What you should do: Continue the study summary on blocking LRRK2 signaling with Rab-derived peptides from the point where it stops.
[Selected extract]
Purpose of the Study:

  • To investigate if Rab-derived phospho-mimics can inhibit the pathogenic signaling of LRRK2 by blocking pRab-RILPL interactions.
  • To develop an alternative therapeutic strategy for PD by targeting downstream effectors of LRRK2, rather than LRRK2 kinase activity itself.

Main Methods:

  • Designed and synthesized constrained peptides (RIPs) mimicking phosphorylated Rab8 Switch II.
  • Assessed peptide cell permeability and their ability to bind RILPL2.
  • Evaluated RIPs' efficacy in restoring ciliogenesis and centrosomal cohesion in cells expressing mutant LRRK2.

Main Results:

  • Several RIPs demonstrated cell permeability and binding to RILPL2.
[/Selected extract]
[Data for analysis]
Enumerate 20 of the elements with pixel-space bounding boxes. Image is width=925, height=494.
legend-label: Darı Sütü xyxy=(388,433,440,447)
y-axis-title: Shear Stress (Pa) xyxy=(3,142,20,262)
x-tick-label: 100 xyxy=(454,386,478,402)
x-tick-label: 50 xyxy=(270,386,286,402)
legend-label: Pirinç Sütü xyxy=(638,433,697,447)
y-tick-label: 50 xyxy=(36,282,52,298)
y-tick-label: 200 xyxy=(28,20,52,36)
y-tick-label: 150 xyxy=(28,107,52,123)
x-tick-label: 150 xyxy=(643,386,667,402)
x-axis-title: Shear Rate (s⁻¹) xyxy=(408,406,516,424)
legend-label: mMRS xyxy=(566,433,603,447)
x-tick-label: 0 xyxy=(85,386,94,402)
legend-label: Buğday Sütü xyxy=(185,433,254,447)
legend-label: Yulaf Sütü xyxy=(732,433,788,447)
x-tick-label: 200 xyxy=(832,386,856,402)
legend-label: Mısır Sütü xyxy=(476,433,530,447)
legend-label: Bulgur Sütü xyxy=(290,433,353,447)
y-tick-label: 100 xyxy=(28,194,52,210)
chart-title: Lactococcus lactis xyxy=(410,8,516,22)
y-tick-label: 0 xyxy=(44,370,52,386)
[/Data for analysis]
Task output:
  • Specific RIPs successfully restored ciliogenesis and centrosomal cohesion defects in cellular models of PD-associated mutant LRRK2.
  • This indicates that RIPs can effectively downregulate pathogenic LRRK2 signaling.

Conclusions:

  • Constrained peptides (RIPs) are effective downstream inhibitors of pathogenic LRRK2 activity.
  • RIPs represent a promising alternative therapeutic approach for familial Parkinson's disease by targeting specific LRRK2-activated pathways.